Count the lines in the records below that contain the word "this", and give only that number.

Records from a data collection:
--*--

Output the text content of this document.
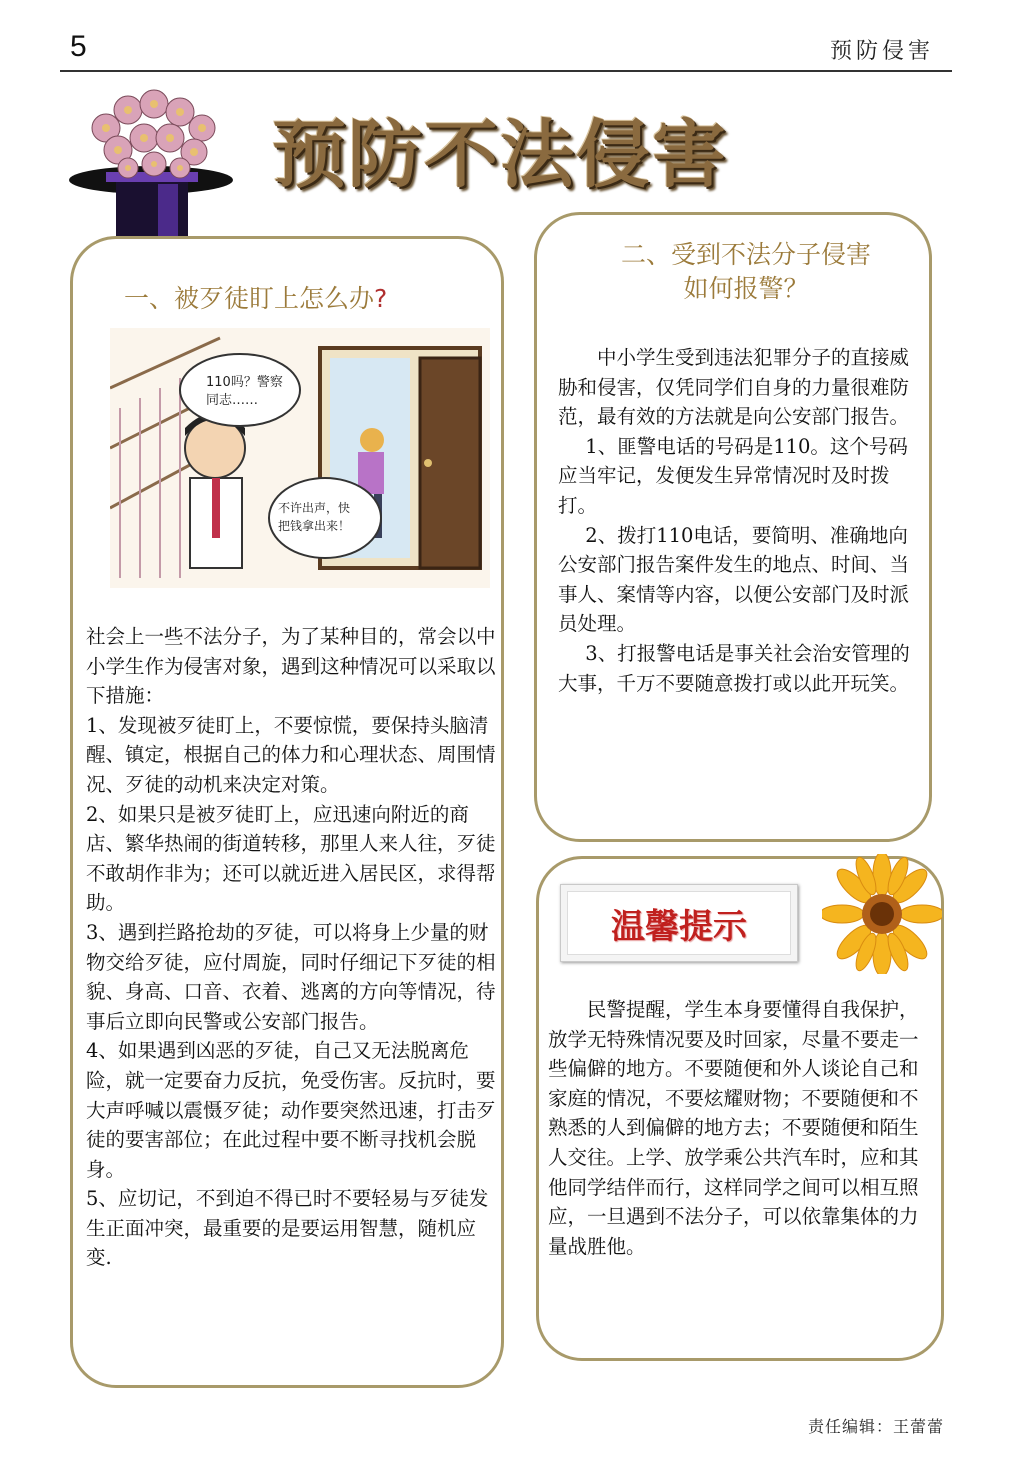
5	预防侵害
预防不法侵害
一、被歹徒盯上怎么办?
110吗？警察
同志……
不许出声，快
把钱拿出来！

社会上一些不法分子，为了某种目的，常会以中小学生作为侵害对象，遇到这种情况可以采取以下措施：

1、发现被歹徒盯上，不要惊慌，要保持头脑清醒、镇定，根据自己的体力和心理状态、周围情况、歹徒的动机来决定对策。

2、如果只是被歹徒盯上，应迅速向附近的商店、繁华热闹的街道转移，那里人来人往，歹徒不敢胡作非为；还可以就近进入居民区，求得帮助。

3、遇到拦路抢劫的歹徒，可以将身上少量的财物交给歹徒，应付周旋，同时仔细记下歹徒的相貌、身高、口音、衣着、逃离的方向等情况，待事后立即向民警或公安部门报告。

4、如果遇到凶恶的歹徒，自己又无法脱离危险，就一定要奋力反抗，免受伤害。反抗时，要大声呼喊以震慑歹徒；动作要突然迅速，打击歹徒的要害部位；在此过程中要不断寻找机会脱身。

5、应切记，不到迫不得已时不要轻易与歹徒发生正面冲突，最重要的是要运用智慧，随机应变.

二、受到不法分子侵害
如何报警？

中小学生受到违法犯罪分子的直接威胁和侵害，仅凭同学们自身的力量很难防范，最有效的方法就是向公安部门报告。

1、匪警电话的号码是110。这个号码应当牢记，发便发生异常情况时及时拨打。

2、拨打110电话，要简明、准确地向公安部门报告案件发生的地点、时间、当事人、案情等内容，以便公安部门及时派员处理。

3、打报警电话是事关社会治安管理的大事，千万不要随意拨打或以此开玩笑。

温馨提示

民警提醒，学生本身要懂得自我保护，放学无特殊情况要及时回家，尽量不要走一些偏僻的地方。不要随便和外人谈论自己和家庭的情况，不要炫耀财物；不要随便和不熟悉的人到偏僻的地方去；不要随便和陌生人交往。上学、放学乘公共汽车时，应和其他同学结伴而行，这样同学之间可以相互照应，一旦遇到不法分子，可以依靠集体的力量战胜他。

责任编辑：王蕾蕾
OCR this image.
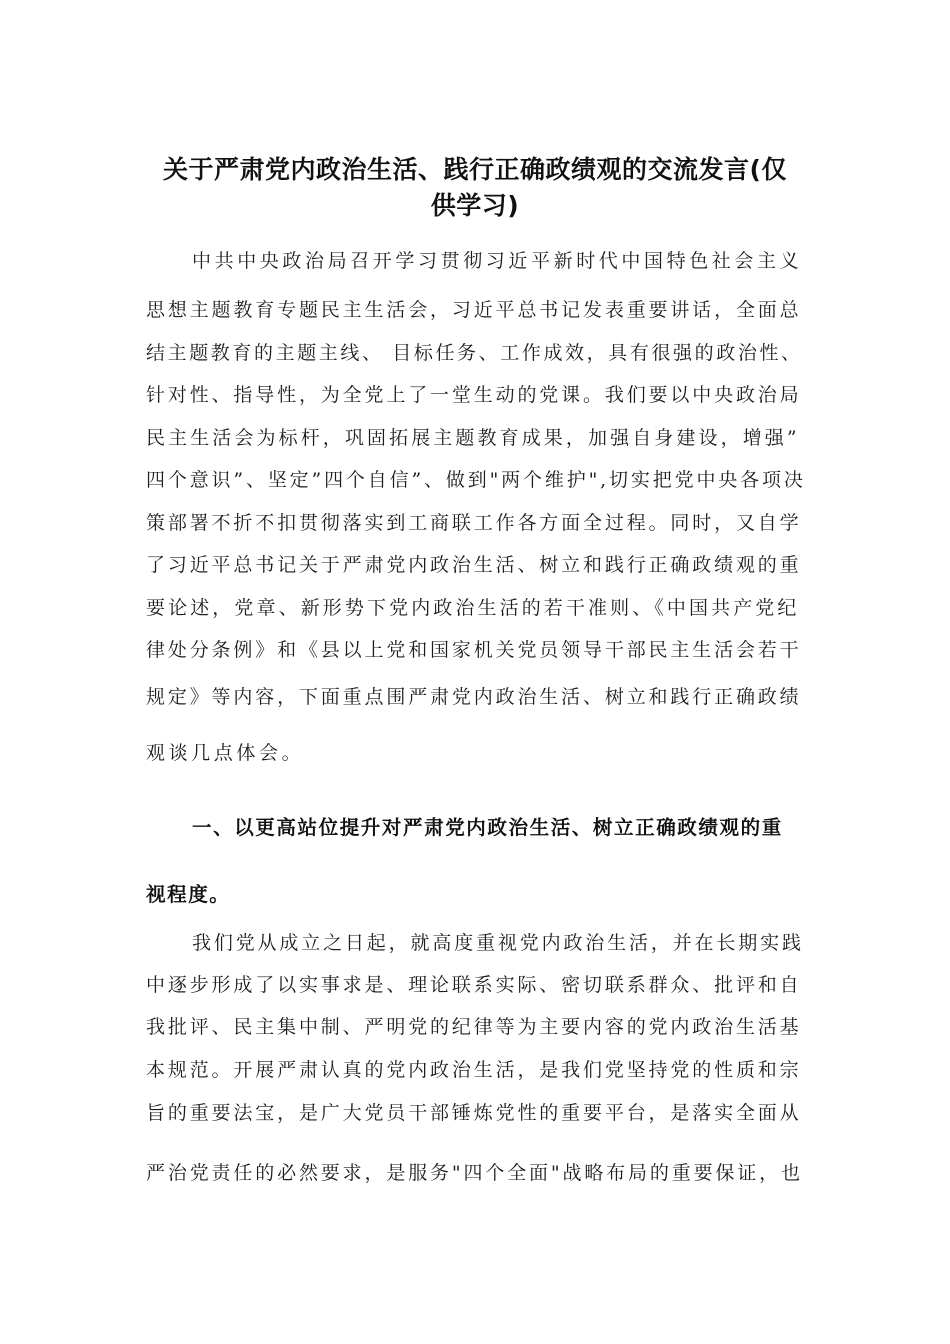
关于严肃党内政治生活、践行正确政绩观的交流发言(仅
供学习)

中共中央政治局召开学习贯彻习近平新时代中国特色社会主义

思想主题教育专题民主生活会，习近平总书记发表重要讲话，全面总

结主题教育的主题主线、 目标任务、工作成效，具有很强的政治性、

针对性、指导性，为全党上了一堂生动的党课。我们要以中央政治局

民主生活会为标杆，巩固拓展主题教育成果，加强自身建设，增强”

四个意识”、坚定”四个自信”、做到"两个维护",切实把党中央各项决

策部署不折不扣贯彻落实到工商联工作各方面全过程。同时，又自学

了习近平总书记关于严肃党内政治生活、树立和践行正确政绩观的重

要论述，党章、新形势下党内政治生活的若干准则、《中国共产党纪

律处分条例》和《县以上党和国家机关党员领导干部民主生活会若干

规定》等内容，下面重点围严肃党内政治生活、树立和践行正确政绩

观谈几点体会。

一、以更高站位提升对严肃党内政治生活、树立正确政绩观的重

视程度。

我们党从成立之日起，就高度重视党内政治生活，并在长期实践

中逐步形成了以实事求是、理论联系实际、密切联系群众、批评和自

我批评、民主集中制、严明党的纪律等为主要内容的党内政治生活基

本规范。开展严肃认真的党内政治生活，是我们党坚持党的性质和宗

旨的重要法宝，是广大党员干部锤炼党性的重要平台，是落实全面从

严治党责任的必然要求，是服务"四个全面"战略布局的重要保证，也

--*--

**Reply to the exercise**
2